§ **SOURCE DATA**
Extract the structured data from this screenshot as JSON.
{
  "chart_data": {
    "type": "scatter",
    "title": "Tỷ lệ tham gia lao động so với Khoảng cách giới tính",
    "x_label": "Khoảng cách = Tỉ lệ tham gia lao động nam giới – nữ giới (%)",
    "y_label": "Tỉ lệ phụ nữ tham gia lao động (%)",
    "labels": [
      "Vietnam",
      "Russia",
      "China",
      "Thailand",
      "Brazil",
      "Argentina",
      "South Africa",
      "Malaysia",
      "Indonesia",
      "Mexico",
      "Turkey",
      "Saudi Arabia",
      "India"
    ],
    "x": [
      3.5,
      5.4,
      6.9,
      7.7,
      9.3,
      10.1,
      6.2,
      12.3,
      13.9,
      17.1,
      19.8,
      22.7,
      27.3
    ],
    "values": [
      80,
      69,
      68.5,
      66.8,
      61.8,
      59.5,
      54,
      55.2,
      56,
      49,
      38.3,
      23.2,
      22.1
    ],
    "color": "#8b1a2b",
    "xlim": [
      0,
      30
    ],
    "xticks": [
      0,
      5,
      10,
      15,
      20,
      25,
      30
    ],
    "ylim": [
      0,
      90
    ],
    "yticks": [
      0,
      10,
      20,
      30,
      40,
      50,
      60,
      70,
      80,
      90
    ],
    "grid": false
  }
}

§ **STATED GOAL**
Return all of the entries exactly as they were supplied.

§ **OUTPUT OF THE TASK**
Extract the structured data from this screenshot as JSON.
{
  "chart_data": {
    "type": "scatter",
    "title": "Tỷ lệ tham gia lao động so với Khoảng cách giới tính",
    "x_label": "Khoảng cách = Tỉ lệ tham gia lao động nam giới – nữ giới (%)",
    "y_label": "Tỉ lệ phụ nữ tham gia lao động (%)",
    "labels": [
      "Vietnam",
      "Russia",
      "China",
      "Thailand",
      "Brazil",
      "Argentina",
      "South Africa",
      "Malaysia",
      "Indonesia",
      "Mexico",
      "Turkey",
      "Saudi Arabia",
      "India"
    ],
    "x": [
      3.5,
      5.4,
      6.9,
      7.7,
      9.3,
      10.1,
      6.2,
      12.3,
      13.9,
      17.1,
      19.8,
      22.7,
      27.3
    ],
    "values": [
      80,
      69,
      68.5,
      66.8,
      61.8,
      59.5,
      54,
      55.2,
      56,
      49,
      38.3,
      23.2,
      22.1
    ],
    "color": "#8b1a2b",
    "xlim": [
      0,
      30
    ],
    "xticks": [
      0,
      5,
      10,
      15,
      20,
      25,
      30
    ],
    "ylim": [
      0,
      90
    ],
    "yticks": [
      0,
      10,
      20,
      30,
      40,
      50,
      60,
      70,
      80,
      90
    ],
    "grid": false
  }
}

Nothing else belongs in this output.